Give back the records below exactly, every one, with no pictures.
── RECORDS ──
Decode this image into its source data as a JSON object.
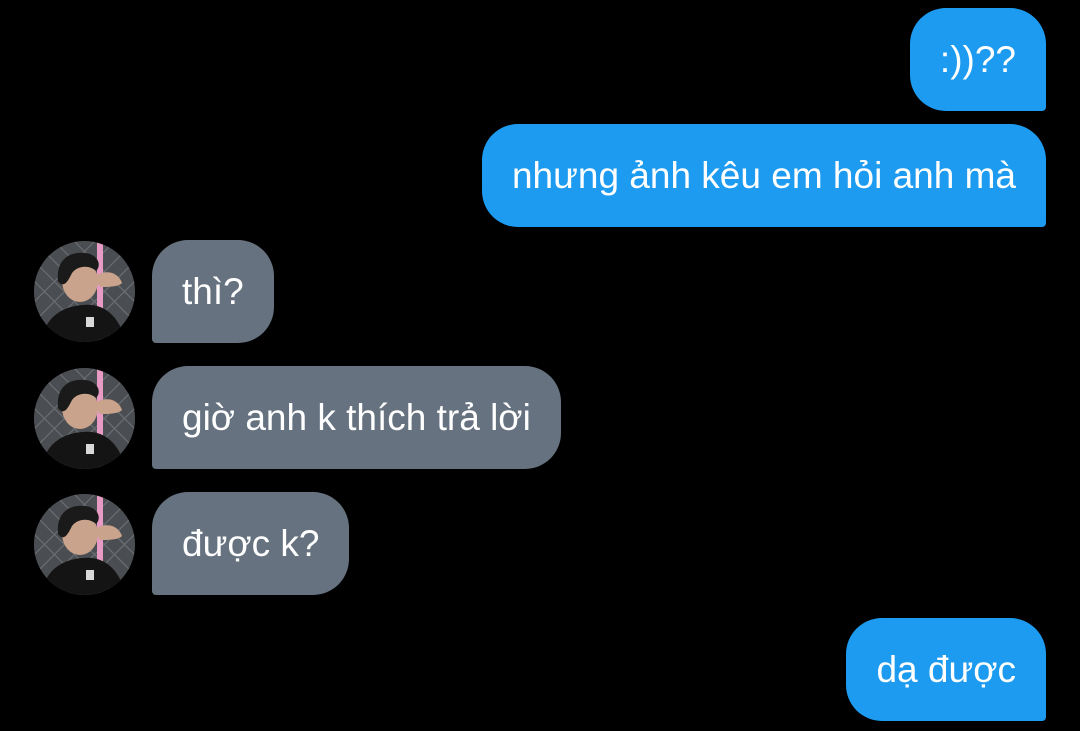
{
  "conversation": {
    "messages": [
      {
        "direction": "sent",
        "text": ":))??"
      },
      {
        "direction": "sent",
        "text": "nhưng ảnh kêu em hỏi anh mà"
      },
      {
        "direction": "received",
        "text": "thì?"
      },
      {
        "direction": "received",
        "text": "giờ anh k thích trả lời"
      },
      {
        "direction": "received",
        "text": "được k?"
      },
      {
        "direction": "sent",
        "text": "dạ được"
      }
    ]
  },
  "colors": {
    "background": "#000000",
    "sent_bubble": "#1d9bf0",
    "received_bubble": "#66727f",
    "text": "#ffffff"
  },
  "icons": {
    "avatar": "profile-photo-avatar"
  }
}
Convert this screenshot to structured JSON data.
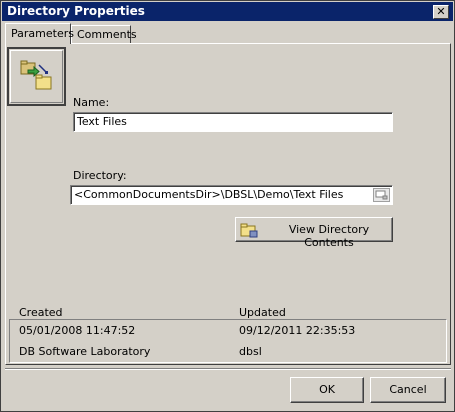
{
  "window": {
    "title": "Directory Properties",
    "close_glyph": "✕"
  },
  "tabs": [
    {
      "label": "Parameters",
      "active": true
    },
    {
      "label": "Comments",
      "active": false
    }
  ],
  "form": {
    "icon": "directory-properties-icon",
    "name_label": "Name:",
    "name_value": "Text Files",
    "directory_label": "Directory:",
    "directory_value": "<CommonDocumentsDir>\\DBSL\\Demo\\Text Files",
    "view_button_label": "View Directory Contents"
  },
  "info": {
    "created_label": "Created",
    "updated_label": "Updated",
    "created_date": "05/01/2008 11:47:52",
    "updated_date": "09/12/2011 22:35:53",
    "created_by": "DB Software Laboratory",
    "updated_by": "dbsl"
  },
  "footer": {
    "ok_label": "OK",
    "cancel_label": "Cancel"
  },
  "colors": {
    "titlebar": "#0a246a",
    "face": "#d4d0c8"
  }
}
───
SOLUTION TO THE EXERCISE ::
Decode this image into its source data as a JSON object.
{
  "conversation": {
    "messages": [
      {
        "direction": "sent",
        "text": ":))??"
      },
      {
        "direction": "sent",
        "text": "nhưng ảnh kêu em hỏi anh mà"
      },
      {
        "direction": "received",
        "text": "thì?"
      },
      {
        "direction": "received",
        "text": "giờ anh k thích trả lời"
      },
      {
        "direction": "received",
        "text": "được k?"
      },
      {
        "direction": "sent",
        "text": "dạ được"
      }
    ]
  },
  "colors": {
    "background": "#000000",
    "sent_bubble": "#1d9bf0",
    "received_bubble": "#66727f",
    "text": "#ffffff"
  },
  "icons": {
    "avatar": "profile-photo-avatar"
  }
}
Convert this screenshot to structured JSON data.
{
  "window": {
    "title": "Directory Properties",
    "close_glyph": "✕"
  },
  "tabs": [
    {
      "label": "Parameters",
      "active": true
    },
    {
      "label": "Comments",
      "active": false
    }
  ],
  "form": {
    "icon": "directory-properties-icon",
    "name_label": "Name:",
    "name_value": "Text Files",
    "directory_label": "Directory:",
    "directory_value": "<CommonDocumentsDir>\\DBSL\\Demo\\Text Files",
    "view_button_label": "View Directory Contents"
  },
  "info": {
    "created_label": "Created",
    "updated_label": "Updated",
    "created_date": "05/01/2008 11:47:52",
    "updated_date": "09/12/2011 22:35:53",
    "created_by": "DB Software Laboratory",
    "updated_by": "dbsl"
  },
  "footer": {
    "ok_label": "OK",
    "cancel_label": "Cancel"
  },
  "colors": {
    "titlebar": "#0a246a",
    "face": "#d4d0c8"
  }
}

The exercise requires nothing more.